Wherever the word "title" appears in a line, copy that line.
··· MATERIAL SHOWN ···
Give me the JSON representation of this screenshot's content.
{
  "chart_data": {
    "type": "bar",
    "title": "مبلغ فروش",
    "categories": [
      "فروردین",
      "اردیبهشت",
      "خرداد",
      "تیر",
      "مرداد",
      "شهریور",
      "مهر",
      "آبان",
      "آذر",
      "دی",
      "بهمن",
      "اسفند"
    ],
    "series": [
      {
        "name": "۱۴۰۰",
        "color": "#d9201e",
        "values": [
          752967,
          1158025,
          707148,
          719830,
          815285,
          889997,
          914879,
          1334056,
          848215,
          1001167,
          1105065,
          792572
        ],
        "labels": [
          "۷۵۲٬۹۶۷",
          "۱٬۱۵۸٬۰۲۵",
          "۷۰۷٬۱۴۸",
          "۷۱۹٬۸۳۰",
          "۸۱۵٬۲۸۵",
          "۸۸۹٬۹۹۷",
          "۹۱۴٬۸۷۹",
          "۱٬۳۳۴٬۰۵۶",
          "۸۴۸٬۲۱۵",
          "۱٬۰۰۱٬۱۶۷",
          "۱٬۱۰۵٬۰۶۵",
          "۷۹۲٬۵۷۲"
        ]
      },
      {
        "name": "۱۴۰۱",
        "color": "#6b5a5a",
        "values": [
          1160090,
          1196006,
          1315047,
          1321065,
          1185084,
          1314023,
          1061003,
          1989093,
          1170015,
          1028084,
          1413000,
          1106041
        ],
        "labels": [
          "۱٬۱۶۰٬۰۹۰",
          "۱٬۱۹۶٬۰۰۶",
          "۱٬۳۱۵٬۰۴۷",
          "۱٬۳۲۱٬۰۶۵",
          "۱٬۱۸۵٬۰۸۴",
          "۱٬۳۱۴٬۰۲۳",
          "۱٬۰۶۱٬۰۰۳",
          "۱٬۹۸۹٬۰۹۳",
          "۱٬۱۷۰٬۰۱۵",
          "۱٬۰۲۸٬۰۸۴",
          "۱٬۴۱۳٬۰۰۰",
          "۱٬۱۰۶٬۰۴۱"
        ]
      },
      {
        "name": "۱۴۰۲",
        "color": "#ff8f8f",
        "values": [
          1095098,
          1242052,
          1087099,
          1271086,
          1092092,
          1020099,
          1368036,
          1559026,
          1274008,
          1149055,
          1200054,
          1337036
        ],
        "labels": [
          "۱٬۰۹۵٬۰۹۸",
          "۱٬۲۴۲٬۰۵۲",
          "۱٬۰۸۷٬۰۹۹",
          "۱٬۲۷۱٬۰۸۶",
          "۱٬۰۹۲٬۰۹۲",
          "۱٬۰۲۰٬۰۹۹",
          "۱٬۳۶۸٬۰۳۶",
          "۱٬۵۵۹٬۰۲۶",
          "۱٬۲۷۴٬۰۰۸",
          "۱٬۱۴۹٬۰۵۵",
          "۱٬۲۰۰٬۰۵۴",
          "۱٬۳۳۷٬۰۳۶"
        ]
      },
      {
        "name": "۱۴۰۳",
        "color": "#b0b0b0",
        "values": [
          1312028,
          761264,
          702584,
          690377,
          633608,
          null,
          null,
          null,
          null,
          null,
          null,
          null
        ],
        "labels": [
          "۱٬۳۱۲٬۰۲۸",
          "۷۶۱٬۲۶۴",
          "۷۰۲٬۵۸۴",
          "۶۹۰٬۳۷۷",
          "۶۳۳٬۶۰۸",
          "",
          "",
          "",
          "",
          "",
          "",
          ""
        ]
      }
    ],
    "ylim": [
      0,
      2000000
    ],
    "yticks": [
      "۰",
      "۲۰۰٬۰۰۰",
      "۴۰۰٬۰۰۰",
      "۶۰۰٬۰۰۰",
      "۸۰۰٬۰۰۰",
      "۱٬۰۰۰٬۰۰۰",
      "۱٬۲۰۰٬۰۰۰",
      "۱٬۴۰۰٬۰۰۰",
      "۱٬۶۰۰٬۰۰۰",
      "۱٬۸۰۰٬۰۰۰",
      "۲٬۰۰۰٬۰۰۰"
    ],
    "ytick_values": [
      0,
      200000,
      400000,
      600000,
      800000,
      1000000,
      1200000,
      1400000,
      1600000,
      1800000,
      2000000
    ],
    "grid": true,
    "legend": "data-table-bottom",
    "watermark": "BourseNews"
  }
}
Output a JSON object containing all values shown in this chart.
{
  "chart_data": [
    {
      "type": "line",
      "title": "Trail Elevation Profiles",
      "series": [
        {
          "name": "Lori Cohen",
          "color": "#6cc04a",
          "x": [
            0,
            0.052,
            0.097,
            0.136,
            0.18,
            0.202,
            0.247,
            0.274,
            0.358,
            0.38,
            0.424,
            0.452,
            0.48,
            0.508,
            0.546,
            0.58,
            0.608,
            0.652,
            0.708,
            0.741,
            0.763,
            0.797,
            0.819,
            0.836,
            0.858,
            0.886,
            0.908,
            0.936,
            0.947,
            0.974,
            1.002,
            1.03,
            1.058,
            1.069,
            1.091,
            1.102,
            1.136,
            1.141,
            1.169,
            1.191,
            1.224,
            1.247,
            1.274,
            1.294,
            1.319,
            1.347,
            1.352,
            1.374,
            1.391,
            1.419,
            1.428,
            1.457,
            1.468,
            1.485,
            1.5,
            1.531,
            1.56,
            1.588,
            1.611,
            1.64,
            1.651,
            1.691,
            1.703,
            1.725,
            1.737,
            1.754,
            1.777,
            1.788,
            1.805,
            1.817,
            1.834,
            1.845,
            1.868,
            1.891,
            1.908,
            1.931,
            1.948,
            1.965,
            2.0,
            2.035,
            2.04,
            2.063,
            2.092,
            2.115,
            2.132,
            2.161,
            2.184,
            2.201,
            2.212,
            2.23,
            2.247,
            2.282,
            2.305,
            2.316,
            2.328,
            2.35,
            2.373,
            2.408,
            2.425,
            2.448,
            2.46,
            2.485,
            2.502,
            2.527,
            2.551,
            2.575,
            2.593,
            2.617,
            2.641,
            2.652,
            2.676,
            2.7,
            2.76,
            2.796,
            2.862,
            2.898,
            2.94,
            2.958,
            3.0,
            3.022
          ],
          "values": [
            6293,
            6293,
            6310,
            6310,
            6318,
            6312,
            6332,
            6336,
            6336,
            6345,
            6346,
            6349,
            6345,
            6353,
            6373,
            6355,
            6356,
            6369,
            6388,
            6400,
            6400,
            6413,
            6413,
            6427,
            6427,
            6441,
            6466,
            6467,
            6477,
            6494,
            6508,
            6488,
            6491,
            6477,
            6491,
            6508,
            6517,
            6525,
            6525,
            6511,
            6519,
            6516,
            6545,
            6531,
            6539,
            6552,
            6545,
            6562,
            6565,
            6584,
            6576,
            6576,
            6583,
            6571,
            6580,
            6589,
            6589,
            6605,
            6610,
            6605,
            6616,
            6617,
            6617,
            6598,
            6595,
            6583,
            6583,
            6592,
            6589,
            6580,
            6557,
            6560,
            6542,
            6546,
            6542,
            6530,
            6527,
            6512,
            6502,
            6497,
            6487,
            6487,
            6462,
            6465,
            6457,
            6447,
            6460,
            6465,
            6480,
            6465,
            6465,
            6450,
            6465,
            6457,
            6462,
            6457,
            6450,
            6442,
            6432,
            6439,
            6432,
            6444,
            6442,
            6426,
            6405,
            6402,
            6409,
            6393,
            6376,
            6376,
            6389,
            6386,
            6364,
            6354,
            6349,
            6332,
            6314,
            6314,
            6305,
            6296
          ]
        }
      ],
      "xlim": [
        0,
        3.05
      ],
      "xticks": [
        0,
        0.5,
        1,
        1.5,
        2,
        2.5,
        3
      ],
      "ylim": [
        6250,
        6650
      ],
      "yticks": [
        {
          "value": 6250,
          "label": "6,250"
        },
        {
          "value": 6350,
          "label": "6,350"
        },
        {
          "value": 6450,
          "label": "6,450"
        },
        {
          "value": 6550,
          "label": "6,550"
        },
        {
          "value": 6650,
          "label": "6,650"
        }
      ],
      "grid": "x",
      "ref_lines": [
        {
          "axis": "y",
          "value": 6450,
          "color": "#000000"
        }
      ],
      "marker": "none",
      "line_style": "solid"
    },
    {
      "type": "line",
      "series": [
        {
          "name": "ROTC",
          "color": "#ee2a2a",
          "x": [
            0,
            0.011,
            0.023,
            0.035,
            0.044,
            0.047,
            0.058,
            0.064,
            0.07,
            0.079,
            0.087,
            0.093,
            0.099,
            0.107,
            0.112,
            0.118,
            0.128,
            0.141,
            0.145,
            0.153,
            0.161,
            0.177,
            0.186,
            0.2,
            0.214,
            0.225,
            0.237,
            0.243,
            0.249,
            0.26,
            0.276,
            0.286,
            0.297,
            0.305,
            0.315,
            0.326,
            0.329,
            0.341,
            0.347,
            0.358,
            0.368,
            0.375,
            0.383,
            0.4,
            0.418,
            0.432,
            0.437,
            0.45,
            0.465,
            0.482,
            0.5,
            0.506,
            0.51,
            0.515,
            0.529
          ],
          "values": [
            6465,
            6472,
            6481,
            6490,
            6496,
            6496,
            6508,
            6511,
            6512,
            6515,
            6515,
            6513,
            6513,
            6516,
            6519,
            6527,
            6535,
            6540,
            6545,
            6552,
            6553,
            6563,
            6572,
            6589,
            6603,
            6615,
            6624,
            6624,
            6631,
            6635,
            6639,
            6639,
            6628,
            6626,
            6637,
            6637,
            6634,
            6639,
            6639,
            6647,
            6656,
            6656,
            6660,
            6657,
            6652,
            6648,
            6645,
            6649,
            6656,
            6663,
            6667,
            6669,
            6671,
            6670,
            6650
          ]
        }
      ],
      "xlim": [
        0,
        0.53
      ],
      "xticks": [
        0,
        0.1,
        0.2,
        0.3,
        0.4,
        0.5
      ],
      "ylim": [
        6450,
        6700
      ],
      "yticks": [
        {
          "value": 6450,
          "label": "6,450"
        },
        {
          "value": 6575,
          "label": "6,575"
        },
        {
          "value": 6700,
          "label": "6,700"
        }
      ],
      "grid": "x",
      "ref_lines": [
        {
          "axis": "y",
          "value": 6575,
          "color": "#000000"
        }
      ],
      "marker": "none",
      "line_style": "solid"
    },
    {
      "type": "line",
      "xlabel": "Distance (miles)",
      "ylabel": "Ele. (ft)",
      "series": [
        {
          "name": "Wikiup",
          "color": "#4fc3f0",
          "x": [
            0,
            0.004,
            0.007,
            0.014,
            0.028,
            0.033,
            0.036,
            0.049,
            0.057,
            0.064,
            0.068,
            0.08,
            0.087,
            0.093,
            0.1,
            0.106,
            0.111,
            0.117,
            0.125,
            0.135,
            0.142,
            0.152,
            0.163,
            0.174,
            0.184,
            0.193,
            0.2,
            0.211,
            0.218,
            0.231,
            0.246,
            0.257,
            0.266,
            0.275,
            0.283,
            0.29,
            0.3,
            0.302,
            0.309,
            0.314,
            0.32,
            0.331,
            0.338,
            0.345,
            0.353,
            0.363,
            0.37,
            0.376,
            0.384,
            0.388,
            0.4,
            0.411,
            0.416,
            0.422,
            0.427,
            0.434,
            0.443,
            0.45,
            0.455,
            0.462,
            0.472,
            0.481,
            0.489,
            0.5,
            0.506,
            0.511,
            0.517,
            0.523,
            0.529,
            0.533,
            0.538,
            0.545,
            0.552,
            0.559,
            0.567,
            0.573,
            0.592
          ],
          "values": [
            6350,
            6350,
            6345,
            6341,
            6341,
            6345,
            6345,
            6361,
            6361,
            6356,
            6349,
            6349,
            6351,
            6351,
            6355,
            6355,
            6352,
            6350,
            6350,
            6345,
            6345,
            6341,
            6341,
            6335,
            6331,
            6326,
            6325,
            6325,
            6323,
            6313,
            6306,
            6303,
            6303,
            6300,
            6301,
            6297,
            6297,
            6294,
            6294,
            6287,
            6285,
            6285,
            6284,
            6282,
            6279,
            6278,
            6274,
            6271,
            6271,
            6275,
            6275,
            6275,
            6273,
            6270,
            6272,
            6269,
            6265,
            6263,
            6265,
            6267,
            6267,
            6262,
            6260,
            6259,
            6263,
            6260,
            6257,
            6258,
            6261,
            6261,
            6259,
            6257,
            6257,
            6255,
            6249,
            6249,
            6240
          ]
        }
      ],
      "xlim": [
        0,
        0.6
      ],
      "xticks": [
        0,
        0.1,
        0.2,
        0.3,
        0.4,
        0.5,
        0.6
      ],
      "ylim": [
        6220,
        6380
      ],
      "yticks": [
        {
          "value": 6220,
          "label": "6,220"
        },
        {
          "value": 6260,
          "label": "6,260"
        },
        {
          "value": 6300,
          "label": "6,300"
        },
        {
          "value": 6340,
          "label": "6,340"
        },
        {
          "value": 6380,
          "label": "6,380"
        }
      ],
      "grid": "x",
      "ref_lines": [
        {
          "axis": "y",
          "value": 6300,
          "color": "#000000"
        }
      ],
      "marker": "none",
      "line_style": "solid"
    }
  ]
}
···
§ **THE ANSWER**:
    "title": "مبلغ فروش",
      "title": "Trail Elevation Profiles",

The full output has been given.